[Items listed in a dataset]

-- start --

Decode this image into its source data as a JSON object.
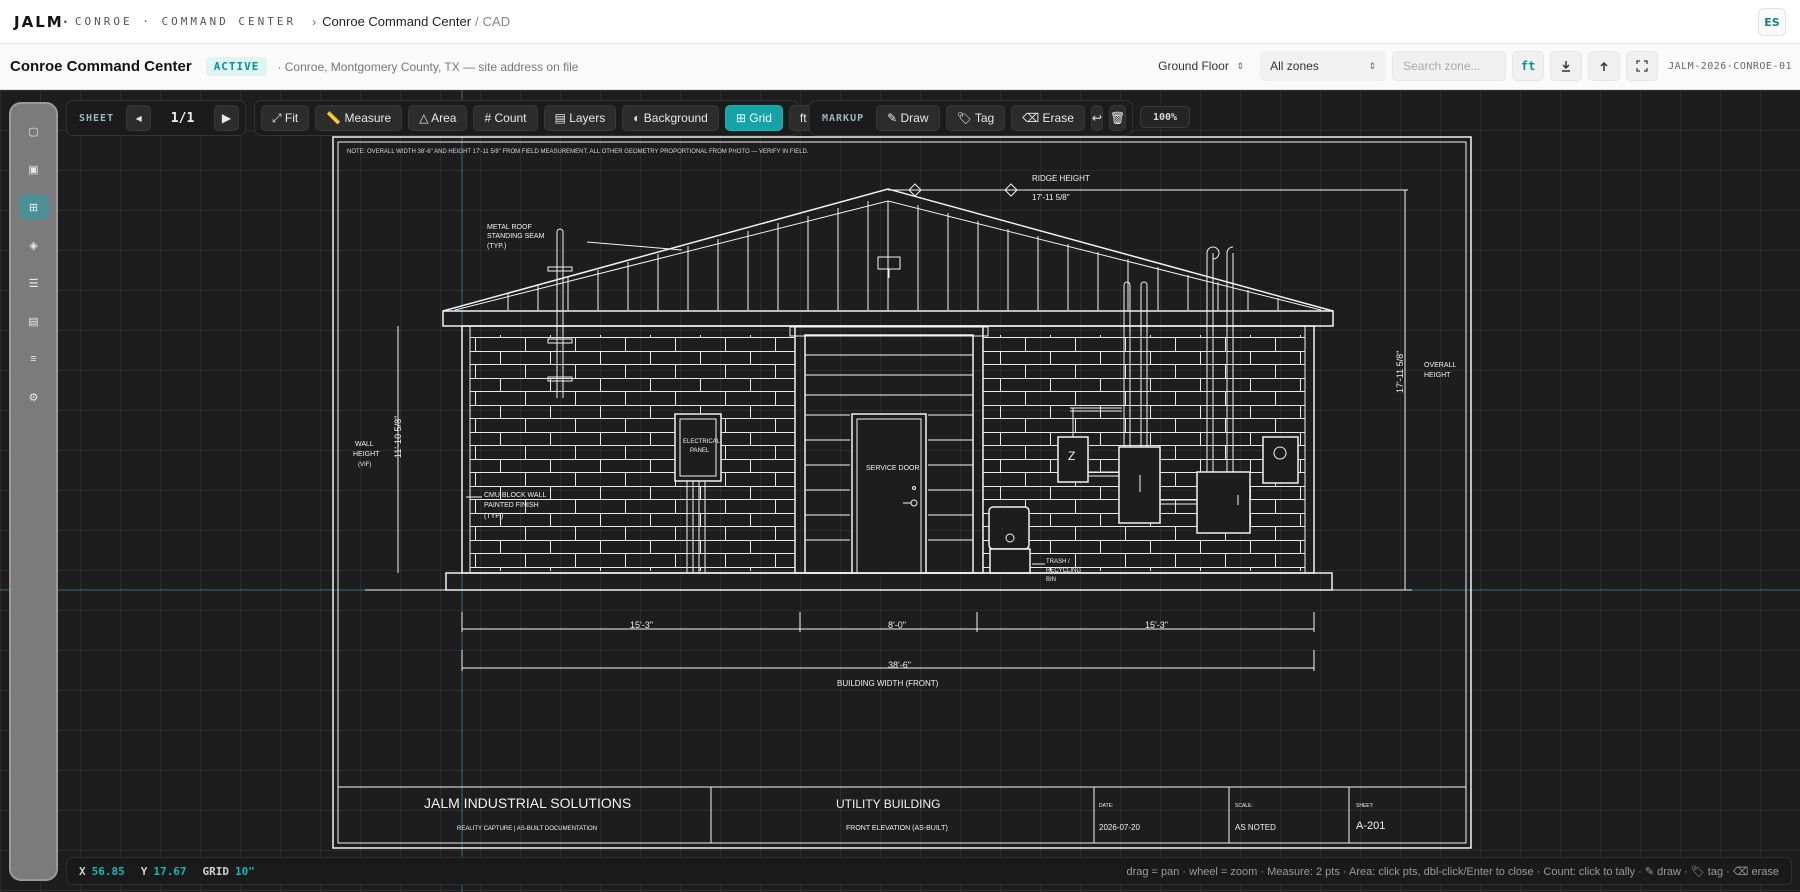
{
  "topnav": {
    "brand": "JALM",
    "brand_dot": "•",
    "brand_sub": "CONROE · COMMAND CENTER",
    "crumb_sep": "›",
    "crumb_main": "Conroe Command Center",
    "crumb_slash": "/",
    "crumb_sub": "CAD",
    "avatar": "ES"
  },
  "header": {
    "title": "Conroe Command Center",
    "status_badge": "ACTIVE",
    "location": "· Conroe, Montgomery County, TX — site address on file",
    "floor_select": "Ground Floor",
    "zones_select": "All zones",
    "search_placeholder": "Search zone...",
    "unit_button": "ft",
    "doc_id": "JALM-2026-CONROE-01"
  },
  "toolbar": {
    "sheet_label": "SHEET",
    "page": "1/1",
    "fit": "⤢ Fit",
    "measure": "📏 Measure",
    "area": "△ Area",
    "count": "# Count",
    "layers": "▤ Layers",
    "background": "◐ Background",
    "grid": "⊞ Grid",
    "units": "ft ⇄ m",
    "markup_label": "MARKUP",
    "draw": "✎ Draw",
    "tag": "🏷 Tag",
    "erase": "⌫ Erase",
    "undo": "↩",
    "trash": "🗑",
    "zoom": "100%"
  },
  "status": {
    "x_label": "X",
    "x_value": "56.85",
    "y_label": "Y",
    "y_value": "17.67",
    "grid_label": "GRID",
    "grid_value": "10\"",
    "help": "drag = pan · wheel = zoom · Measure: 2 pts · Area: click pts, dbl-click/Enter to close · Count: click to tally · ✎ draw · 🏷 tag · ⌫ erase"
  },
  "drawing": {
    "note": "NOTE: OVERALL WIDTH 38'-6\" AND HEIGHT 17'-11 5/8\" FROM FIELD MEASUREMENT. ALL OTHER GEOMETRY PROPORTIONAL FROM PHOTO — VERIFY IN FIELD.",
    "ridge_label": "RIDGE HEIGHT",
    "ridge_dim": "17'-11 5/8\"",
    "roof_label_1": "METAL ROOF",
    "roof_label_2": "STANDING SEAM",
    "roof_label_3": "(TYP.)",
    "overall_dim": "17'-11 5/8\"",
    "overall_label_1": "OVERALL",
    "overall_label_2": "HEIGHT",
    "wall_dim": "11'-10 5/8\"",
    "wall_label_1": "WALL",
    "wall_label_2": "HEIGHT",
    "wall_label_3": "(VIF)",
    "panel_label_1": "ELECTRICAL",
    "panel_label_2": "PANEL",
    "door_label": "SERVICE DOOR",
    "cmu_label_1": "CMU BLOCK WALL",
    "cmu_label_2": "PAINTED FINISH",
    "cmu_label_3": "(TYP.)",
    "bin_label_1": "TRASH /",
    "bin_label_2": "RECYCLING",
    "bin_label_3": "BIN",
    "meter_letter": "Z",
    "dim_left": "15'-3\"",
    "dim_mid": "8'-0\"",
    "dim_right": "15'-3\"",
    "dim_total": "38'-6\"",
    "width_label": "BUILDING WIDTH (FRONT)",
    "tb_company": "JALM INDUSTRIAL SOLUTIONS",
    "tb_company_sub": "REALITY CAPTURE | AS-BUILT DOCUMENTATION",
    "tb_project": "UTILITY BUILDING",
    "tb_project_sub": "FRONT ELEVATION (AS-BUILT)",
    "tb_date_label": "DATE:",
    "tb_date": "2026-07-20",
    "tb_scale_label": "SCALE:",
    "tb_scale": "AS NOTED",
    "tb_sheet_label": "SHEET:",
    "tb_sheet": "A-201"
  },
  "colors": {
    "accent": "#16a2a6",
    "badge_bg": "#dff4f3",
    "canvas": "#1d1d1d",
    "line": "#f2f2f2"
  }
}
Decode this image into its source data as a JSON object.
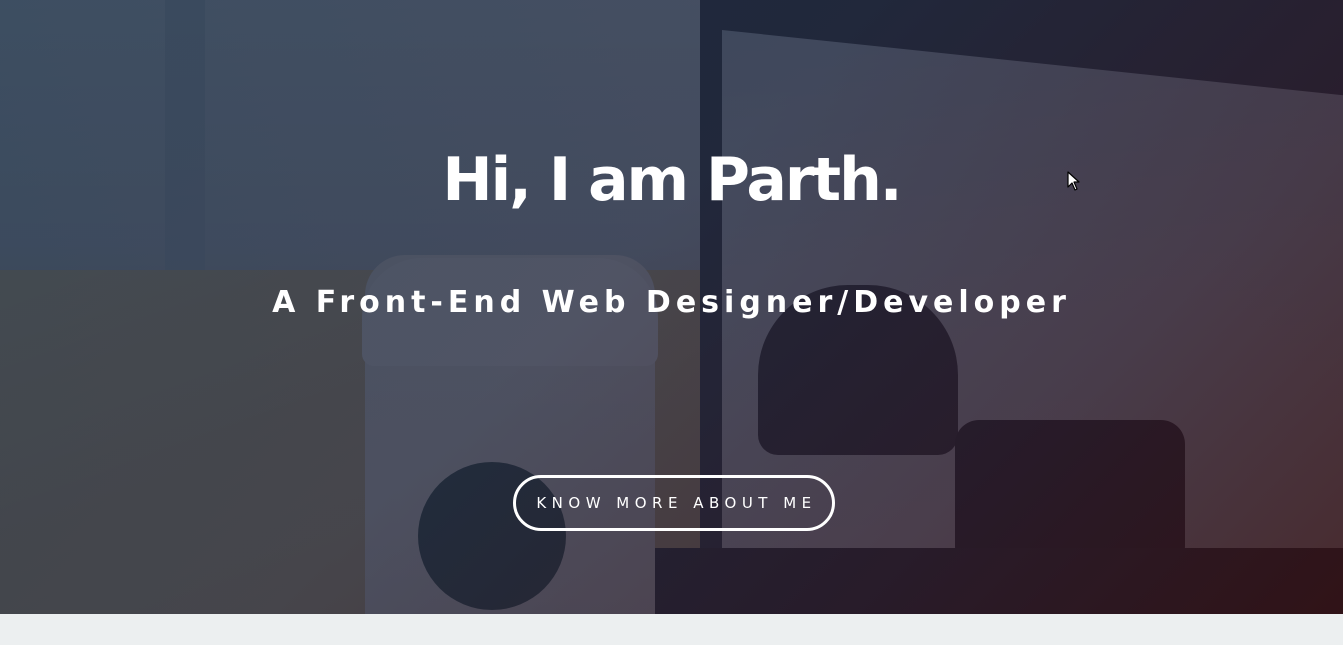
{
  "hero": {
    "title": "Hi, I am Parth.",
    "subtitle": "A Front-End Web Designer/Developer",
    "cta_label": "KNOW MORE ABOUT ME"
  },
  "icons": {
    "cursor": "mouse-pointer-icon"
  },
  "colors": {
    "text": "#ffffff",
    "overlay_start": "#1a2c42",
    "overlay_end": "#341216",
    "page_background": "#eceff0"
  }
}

-- end --

• Exercise brief
Sift through the entries and copy every line with "JALM".

• Answer to this exercise
    "brand": "JALM",
    "doc_id": "JALM-2026-CONROE-01"
    "tb_company": "JALM INDUSTRIAL SOLUTIONS",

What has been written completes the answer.